Written exercise:
Within the listing below, locate all lines containing the word "Mittwoch". Copy each one.

Data listing:

******

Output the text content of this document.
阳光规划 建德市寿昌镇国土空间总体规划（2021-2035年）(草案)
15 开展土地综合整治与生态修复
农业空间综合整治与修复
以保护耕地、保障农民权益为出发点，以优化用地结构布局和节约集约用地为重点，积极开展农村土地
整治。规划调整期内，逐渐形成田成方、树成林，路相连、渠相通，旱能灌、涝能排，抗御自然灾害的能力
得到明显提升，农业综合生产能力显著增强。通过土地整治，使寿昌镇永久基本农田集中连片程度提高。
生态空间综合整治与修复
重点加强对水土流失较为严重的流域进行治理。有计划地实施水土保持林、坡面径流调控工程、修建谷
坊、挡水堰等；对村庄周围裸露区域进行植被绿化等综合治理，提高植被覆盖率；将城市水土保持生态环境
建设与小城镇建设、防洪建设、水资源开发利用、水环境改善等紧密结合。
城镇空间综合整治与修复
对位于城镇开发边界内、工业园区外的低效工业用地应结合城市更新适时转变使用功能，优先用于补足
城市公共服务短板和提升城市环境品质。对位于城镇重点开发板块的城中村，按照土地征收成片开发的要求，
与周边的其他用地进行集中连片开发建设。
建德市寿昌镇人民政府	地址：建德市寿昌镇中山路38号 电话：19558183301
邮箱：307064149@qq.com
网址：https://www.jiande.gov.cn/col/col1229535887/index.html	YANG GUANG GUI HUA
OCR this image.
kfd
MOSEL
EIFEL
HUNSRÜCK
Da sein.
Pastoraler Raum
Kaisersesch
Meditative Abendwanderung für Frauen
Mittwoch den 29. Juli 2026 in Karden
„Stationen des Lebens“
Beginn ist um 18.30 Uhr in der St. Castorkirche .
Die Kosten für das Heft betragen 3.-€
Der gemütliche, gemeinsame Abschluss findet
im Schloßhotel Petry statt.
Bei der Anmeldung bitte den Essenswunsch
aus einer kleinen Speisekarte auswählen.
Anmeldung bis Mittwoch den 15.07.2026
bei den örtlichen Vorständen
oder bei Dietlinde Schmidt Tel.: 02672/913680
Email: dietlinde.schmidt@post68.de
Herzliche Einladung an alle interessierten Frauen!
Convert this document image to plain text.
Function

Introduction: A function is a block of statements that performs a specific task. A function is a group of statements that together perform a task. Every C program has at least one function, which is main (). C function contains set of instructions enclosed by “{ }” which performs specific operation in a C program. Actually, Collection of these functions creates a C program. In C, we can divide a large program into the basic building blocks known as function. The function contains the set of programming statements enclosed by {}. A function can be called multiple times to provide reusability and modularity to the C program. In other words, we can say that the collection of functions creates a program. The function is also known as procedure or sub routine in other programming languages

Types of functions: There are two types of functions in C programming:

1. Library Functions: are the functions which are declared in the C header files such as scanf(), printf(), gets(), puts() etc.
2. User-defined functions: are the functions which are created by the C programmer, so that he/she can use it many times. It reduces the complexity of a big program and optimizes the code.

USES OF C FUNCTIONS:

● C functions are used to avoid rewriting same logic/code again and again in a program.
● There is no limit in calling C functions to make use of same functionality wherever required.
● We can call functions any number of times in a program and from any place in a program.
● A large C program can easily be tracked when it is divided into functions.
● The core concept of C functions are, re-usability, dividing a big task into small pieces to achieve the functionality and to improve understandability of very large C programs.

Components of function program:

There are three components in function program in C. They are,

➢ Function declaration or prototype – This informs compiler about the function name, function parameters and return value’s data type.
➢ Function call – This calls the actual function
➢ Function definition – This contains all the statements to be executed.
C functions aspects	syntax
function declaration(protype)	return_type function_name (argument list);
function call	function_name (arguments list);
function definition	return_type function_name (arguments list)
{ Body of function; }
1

******

Response to this task:
Mittwoch den 29. Juli 2026 in Karden
Anmeldung bis Mittwoch den 15.07.2026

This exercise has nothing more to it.